[Stored dataset items]
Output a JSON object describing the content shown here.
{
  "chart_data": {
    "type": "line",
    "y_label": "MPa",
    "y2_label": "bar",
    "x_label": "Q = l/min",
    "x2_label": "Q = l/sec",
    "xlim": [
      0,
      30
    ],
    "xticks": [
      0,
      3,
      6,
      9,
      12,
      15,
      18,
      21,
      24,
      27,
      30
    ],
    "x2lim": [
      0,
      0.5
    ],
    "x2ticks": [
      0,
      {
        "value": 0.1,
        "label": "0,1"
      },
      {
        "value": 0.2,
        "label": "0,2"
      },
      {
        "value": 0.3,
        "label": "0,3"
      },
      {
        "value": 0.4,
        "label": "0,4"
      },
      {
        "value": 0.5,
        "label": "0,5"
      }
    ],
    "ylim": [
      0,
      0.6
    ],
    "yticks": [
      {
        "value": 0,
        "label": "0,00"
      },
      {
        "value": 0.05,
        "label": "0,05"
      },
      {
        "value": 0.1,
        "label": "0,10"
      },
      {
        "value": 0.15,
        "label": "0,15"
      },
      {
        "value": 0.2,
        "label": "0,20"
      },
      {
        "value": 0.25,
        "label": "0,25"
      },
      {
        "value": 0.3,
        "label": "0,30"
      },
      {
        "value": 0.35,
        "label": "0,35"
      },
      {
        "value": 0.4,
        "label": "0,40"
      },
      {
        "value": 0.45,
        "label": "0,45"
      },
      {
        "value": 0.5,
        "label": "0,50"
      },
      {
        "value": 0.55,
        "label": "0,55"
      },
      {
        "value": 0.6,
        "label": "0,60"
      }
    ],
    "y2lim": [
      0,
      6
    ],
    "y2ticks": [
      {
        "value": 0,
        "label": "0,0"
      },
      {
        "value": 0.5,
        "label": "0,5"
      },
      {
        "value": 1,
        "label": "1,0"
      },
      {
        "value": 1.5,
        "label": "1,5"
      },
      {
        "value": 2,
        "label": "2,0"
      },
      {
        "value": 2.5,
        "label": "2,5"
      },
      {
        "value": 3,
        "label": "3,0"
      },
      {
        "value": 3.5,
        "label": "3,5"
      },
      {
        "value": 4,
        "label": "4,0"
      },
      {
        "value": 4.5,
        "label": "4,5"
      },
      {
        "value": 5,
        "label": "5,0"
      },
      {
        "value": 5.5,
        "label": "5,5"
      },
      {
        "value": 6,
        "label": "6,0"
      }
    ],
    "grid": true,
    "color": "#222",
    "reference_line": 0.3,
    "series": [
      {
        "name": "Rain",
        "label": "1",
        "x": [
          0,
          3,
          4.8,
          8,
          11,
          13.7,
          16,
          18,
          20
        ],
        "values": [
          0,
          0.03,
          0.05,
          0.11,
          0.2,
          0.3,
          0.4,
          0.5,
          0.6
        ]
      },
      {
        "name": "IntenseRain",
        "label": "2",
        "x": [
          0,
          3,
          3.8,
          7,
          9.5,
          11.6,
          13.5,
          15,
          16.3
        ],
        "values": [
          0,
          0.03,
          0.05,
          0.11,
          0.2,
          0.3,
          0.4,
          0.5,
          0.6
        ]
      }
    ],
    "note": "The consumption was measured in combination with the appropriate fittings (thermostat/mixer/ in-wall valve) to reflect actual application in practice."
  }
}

* * *

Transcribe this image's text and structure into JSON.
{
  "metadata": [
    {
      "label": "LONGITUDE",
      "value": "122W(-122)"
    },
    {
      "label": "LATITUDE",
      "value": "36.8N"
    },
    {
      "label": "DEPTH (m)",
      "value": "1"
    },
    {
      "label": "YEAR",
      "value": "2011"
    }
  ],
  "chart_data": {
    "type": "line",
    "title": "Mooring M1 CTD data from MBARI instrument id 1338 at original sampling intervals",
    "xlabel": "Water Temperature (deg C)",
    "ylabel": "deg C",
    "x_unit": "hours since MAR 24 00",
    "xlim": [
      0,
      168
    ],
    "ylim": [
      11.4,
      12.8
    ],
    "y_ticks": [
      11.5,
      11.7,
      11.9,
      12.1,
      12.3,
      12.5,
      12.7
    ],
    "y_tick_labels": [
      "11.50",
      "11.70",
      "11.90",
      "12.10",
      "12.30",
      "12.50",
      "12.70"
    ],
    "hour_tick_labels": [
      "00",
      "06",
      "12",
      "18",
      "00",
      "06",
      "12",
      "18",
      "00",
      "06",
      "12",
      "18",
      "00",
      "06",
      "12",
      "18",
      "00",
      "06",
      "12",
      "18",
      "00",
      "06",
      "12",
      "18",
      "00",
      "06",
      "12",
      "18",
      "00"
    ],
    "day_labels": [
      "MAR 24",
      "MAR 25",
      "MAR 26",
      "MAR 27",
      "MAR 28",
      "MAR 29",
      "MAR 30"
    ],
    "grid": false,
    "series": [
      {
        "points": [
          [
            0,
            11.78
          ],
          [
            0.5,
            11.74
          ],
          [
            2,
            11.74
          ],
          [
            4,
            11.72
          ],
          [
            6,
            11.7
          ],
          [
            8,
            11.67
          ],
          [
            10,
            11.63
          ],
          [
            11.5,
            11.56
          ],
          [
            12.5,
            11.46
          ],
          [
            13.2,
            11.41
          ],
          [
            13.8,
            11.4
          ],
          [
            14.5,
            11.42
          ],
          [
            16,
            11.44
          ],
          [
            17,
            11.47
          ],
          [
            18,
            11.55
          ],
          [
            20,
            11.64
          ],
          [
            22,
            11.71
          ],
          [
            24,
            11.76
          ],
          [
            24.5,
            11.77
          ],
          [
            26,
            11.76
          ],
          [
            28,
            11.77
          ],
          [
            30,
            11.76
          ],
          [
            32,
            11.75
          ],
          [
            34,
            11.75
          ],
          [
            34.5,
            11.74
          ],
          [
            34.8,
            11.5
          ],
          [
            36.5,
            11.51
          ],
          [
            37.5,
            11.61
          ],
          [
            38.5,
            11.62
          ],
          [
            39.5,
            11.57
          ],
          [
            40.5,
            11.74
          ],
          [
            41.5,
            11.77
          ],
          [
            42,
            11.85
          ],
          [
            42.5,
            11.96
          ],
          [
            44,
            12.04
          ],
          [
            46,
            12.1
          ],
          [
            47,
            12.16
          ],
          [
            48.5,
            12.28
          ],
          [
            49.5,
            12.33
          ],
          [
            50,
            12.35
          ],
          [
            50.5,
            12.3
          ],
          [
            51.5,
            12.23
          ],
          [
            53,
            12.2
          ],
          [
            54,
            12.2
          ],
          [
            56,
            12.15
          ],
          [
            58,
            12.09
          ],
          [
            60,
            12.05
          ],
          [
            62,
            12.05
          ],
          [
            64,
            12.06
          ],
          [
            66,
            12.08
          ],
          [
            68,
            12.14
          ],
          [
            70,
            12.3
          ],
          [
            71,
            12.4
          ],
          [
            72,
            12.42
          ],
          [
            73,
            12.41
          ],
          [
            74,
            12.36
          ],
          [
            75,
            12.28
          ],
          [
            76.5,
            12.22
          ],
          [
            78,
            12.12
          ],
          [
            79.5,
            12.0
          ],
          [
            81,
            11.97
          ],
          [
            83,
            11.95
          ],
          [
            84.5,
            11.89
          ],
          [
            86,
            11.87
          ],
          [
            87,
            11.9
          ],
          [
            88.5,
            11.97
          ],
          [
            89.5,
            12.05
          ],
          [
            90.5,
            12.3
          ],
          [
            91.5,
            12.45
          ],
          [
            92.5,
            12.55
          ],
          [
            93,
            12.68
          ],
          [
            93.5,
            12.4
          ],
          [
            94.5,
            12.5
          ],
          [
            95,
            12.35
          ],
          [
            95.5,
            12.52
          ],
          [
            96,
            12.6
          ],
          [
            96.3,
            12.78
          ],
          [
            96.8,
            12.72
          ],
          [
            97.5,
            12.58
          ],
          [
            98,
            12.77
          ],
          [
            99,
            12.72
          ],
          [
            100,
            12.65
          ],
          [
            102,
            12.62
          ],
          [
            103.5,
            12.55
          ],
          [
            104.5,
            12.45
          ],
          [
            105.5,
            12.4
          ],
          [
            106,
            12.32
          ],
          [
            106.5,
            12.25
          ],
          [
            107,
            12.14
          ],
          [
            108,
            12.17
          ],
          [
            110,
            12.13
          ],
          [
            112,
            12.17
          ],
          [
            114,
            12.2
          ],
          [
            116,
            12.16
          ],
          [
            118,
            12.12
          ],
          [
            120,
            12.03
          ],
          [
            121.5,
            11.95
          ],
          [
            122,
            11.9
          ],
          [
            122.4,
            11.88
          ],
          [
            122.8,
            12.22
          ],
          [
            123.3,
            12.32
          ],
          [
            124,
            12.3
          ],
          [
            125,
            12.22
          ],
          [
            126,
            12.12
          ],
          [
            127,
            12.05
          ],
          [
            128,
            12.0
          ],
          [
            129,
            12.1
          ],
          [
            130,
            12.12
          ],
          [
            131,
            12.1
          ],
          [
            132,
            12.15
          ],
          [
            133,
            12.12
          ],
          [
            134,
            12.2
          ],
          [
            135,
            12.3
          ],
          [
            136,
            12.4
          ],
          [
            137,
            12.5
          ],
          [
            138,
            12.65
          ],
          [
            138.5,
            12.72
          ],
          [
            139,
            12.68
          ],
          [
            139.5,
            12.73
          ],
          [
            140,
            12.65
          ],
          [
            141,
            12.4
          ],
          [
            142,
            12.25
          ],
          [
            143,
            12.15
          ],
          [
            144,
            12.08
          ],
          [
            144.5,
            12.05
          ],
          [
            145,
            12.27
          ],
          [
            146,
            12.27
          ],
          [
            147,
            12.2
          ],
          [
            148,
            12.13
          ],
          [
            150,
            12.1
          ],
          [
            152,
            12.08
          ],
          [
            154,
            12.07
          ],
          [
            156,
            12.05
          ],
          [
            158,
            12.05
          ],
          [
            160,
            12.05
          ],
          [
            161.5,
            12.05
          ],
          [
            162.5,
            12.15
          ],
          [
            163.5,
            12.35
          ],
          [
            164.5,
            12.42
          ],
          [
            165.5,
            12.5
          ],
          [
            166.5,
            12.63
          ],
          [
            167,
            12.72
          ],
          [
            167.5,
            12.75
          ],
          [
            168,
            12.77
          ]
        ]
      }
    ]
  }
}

* * *

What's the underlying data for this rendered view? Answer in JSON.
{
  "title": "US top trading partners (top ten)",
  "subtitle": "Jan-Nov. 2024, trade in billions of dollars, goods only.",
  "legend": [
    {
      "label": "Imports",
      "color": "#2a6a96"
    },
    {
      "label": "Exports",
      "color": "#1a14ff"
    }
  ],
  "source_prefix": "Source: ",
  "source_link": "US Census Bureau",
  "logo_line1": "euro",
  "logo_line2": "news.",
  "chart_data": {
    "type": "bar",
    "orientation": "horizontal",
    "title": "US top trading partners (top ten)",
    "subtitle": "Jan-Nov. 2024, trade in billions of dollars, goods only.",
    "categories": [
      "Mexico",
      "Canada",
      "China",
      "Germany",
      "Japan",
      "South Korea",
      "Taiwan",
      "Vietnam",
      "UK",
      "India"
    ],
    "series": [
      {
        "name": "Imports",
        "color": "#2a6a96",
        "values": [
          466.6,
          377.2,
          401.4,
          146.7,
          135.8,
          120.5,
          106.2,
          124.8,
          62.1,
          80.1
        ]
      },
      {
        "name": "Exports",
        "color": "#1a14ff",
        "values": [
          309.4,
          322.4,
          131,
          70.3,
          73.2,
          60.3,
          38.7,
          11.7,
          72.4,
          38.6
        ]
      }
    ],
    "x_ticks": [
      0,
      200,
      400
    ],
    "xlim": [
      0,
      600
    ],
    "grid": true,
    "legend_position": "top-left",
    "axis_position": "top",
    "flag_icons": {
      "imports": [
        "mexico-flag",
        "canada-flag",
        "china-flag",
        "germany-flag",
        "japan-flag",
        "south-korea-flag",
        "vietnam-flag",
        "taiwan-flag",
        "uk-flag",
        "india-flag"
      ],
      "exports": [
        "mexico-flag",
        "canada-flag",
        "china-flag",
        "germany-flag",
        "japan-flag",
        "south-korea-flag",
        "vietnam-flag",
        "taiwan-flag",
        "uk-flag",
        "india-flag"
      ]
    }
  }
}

## WORK INSTRUCTIONS
State the count of lines in the data holding the word "name", adding nothing to it.

## ANSWER TO THE PROBLEM
4